INSTRUCTIONS TO FOLLOW – Collect the lines of the entries where "Сохранение" shows up.

■ ■ ■ ■ ■ ■ ■

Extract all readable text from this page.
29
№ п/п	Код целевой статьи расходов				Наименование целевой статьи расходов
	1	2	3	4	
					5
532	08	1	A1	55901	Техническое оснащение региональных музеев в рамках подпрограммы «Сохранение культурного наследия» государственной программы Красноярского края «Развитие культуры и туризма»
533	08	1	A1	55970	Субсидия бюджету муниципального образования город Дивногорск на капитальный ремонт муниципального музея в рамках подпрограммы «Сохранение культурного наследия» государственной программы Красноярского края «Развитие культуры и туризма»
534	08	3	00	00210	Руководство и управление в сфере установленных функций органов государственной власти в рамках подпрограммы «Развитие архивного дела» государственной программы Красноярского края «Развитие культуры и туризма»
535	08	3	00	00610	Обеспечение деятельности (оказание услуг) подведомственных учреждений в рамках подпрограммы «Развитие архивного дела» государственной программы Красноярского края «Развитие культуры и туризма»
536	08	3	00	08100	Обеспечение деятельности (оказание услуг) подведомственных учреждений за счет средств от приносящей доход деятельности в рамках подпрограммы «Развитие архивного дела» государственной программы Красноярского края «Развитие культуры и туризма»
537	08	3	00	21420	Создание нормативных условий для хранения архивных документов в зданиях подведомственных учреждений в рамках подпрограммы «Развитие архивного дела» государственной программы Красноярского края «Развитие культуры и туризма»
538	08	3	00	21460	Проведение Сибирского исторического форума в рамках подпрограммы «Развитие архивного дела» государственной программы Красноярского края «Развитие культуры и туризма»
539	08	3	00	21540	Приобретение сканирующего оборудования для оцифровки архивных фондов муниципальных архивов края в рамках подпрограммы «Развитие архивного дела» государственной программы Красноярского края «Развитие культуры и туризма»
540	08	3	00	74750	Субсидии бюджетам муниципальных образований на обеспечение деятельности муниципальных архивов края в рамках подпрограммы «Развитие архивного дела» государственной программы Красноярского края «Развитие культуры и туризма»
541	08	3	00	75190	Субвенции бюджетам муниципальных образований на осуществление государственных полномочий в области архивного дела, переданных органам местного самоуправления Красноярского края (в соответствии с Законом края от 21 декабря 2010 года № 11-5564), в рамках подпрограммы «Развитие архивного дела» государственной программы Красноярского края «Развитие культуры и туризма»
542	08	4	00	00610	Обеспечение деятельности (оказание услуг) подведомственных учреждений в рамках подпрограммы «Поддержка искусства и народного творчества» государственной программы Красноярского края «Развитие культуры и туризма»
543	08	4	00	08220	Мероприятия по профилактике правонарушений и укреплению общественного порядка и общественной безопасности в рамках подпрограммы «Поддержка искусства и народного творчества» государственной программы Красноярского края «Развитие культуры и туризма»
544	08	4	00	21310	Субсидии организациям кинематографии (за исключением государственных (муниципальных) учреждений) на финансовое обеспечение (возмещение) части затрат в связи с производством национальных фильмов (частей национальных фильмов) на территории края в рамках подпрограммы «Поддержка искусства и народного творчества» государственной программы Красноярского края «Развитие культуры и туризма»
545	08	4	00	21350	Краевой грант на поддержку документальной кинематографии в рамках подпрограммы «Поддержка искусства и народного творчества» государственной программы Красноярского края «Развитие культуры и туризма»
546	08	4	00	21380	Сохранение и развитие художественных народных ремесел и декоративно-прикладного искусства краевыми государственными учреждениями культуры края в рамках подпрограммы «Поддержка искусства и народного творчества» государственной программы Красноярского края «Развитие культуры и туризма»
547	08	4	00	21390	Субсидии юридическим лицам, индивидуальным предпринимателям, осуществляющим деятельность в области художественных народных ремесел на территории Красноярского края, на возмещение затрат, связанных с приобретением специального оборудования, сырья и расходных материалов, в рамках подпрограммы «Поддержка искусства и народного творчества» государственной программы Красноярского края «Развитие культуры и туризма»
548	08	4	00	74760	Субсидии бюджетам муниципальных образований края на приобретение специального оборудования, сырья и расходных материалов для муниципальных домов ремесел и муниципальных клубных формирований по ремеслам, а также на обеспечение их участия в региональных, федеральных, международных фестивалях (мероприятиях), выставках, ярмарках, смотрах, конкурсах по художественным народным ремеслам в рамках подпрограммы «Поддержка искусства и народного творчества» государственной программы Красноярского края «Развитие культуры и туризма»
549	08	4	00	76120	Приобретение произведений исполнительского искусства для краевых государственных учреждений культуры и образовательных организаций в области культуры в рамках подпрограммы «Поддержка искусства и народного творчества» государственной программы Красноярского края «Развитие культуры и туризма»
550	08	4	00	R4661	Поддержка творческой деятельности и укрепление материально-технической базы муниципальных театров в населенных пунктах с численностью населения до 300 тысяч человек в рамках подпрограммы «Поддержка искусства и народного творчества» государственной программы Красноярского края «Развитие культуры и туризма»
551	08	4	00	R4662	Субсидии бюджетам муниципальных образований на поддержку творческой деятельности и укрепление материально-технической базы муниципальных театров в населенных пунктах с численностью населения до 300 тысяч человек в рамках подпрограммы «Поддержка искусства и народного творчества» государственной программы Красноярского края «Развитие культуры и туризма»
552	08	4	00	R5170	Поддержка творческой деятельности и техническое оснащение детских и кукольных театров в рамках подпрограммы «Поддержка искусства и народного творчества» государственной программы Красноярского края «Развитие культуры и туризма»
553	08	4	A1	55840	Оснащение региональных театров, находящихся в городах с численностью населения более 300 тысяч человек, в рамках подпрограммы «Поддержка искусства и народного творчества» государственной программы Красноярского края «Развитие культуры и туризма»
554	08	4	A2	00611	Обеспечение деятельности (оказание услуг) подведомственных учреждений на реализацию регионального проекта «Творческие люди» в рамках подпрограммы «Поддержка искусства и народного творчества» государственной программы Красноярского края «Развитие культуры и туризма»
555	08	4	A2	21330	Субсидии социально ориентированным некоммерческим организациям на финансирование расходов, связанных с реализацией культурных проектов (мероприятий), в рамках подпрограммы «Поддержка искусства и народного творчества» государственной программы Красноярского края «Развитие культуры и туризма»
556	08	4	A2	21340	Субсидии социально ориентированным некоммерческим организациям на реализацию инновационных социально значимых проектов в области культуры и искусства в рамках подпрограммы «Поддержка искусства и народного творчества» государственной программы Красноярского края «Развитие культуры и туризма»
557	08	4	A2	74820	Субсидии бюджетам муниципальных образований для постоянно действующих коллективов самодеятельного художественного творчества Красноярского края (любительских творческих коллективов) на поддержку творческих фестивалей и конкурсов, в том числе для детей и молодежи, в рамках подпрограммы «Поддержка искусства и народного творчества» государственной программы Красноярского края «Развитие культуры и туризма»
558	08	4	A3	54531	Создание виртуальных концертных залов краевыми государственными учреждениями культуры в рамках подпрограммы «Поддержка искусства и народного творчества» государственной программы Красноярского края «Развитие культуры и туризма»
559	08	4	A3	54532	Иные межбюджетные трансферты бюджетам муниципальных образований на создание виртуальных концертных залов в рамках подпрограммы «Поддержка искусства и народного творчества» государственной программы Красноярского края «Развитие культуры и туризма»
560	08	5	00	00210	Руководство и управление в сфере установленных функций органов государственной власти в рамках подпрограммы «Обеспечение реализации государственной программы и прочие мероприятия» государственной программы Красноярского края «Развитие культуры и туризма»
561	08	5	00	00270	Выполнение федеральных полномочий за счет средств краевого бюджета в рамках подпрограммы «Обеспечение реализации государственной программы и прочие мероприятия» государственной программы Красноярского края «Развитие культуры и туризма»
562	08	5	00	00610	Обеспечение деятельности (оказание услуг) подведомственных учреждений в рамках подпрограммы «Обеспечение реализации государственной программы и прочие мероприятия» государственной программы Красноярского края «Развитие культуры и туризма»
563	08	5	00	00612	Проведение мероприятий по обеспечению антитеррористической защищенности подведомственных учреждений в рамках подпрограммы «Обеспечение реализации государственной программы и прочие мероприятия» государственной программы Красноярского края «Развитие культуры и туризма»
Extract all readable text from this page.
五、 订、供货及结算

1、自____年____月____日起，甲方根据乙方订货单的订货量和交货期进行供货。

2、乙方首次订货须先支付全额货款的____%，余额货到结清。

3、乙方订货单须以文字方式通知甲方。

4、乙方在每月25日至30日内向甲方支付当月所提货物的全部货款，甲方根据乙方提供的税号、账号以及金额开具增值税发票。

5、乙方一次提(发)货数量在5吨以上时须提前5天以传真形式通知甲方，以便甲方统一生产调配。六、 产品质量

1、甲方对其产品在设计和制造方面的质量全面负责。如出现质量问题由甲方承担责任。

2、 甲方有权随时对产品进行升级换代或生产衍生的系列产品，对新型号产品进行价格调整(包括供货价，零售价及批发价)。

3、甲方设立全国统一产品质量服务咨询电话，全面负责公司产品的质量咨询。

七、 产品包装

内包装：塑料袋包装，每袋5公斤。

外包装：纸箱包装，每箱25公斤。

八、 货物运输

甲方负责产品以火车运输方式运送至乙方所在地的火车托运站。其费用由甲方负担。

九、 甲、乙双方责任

■ ■ ■ ■ ■ ■ ■

THE RESULT –
532	08	1	A1	55901	Техническое оснащение региональных музеев в рамках подпрограммы «Сохранение культурного наследия» государственной программы Красноярского края «Развитие культуры и туризма»
533	08	1	A1	55970	Субсидия бюджету муниципального образования город Дивногорск на капитальный ремонт муниципального музея в рамках подпрограммы «Сохранение культурного наследия» государственной программы Красноярского края «Развитие культуры и туризма»
546	08	4	00	21380	Сохранение и развитие художественных народных ремесел и декоративно-прикладного искусства краевыми государственными учреждениями культуры края в рамках подпрограммы «Поддержка искусства и народного творчества» государственной программы Красноярского края «Развитие культуры и туризма»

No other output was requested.